Benefits
Of Exercise
Central
Nervous System Diseases:
People
with multiple sclerosis, Parkinson's disease, and Alzheimer's disease
should be encouraged to exercise. Specialized exercise programs that
improve mobility are particularly valuable for Parkinson's patients.
Patients with neurological disorders who exercise experience less spasticity
as well as reduction in -- and even reversal of -- muscle atrophy. In
addition, the psychological benefits of exercise are extremely important
in managing these disorders. Exercise machines, aquatic exercises, and
walking are particularly useful.
Gastrointestinal
Problems:
Older
people who exercise moderately may have a lower risk for severe gastrointestinal
bleeding. Experts suggest that moderate exercise might even reduce the
risk for some intestinal disorders, including ulcers, irritable bowel
syndrome, indigestion, and diverticulosis.
Leg
Cramps:
Exercise
can even improve pain from clogged arteries in the legs, a condition
called intermittent claudication. The best approach in such cases is
to walk until pain develops; then rest until pain resolves before resuming
walking. In six-month studies, people had tripled the amount of time
they could walk before the onset of pain.

Bounding box prediction data:
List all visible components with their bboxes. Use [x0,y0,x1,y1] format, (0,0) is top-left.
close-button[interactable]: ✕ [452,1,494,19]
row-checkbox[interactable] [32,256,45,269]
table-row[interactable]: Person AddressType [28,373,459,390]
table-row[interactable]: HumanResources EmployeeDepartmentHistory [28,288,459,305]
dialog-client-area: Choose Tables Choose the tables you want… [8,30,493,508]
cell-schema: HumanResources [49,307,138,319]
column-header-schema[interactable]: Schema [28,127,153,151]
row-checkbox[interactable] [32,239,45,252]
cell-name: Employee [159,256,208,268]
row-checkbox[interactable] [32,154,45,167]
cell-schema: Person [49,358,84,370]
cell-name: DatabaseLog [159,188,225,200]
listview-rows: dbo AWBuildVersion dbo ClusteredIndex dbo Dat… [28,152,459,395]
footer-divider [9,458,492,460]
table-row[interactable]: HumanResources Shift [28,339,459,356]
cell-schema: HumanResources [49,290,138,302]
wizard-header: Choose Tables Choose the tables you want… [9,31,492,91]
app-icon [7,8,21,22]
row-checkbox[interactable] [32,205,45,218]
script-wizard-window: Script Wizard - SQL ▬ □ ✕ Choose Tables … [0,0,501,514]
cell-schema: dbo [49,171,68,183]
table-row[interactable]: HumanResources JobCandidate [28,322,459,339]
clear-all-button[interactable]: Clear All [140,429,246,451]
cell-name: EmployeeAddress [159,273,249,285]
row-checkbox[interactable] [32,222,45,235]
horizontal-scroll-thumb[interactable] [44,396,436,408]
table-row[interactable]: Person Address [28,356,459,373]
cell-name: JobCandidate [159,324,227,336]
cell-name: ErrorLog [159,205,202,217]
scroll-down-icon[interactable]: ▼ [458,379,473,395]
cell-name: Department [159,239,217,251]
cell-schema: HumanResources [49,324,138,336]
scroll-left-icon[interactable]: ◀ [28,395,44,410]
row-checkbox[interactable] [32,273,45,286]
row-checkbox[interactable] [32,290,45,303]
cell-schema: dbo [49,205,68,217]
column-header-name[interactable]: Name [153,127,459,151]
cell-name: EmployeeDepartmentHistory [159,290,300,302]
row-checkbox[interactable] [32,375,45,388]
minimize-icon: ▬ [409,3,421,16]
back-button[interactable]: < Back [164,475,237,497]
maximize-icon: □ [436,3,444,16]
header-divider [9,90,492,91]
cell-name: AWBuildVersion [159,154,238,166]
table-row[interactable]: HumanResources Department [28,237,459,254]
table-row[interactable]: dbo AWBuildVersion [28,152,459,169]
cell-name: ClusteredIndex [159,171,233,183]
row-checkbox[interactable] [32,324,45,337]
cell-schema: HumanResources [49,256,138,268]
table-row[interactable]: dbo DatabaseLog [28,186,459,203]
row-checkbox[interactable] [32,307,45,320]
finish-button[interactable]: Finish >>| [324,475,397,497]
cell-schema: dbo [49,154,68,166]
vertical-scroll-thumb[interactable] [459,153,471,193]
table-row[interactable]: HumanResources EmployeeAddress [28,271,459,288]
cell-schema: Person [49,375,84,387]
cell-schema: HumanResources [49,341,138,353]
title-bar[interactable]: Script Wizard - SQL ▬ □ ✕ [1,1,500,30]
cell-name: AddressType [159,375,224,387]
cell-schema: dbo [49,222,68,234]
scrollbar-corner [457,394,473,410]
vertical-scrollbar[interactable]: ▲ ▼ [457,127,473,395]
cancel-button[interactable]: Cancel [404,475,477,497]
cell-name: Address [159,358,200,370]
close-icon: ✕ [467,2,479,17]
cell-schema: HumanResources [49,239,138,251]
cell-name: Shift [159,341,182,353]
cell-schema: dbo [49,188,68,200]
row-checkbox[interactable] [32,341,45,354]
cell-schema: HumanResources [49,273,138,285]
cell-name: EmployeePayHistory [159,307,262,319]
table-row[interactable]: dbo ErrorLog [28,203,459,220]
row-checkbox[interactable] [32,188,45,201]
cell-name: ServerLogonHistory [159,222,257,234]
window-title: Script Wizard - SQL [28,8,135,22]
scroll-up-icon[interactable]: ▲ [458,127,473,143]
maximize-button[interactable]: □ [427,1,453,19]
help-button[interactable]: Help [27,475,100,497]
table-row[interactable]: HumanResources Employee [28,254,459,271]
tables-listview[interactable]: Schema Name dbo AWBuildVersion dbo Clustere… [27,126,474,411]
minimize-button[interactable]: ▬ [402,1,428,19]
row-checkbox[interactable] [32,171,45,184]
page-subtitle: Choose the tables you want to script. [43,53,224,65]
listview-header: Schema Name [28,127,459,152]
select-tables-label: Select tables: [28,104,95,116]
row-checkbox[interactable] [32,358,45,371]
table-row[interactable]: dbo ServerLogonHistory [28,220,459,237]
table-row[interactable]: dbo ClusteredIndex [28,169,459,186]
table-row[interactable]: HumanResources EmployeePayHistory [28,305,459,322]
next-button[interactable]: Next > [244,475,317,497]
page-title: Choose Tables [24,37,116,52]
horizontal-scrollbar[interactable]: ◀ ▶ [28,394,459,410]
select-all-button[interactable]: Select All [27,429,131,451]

Required action: Reproduce everything in the exercise passage from "Patients with neurological" down to "indigestion, and diverticulosis.". Use nothing but the exercise passage.

Answer:
Patients with neurological disorders who exercise experience less spasticity
as well as reduction in -- and even reversal of -- muscle atrophy. In
addition, the psychological benefits of exercise are extremely important
in managing these disorders. Exercise machines, aquatic exercises, and
walking are particularly useful.
Gastrointestinal
Problems:
Older
people who exercise moderately may have a lower risk for severe gastrointestinal
bleeding. Experts suggest that moderate exercise might even reduce the
risk for some intestinal disorders, including ulcers, irritable bowel
syndrome, indigestion, and diverticulosis.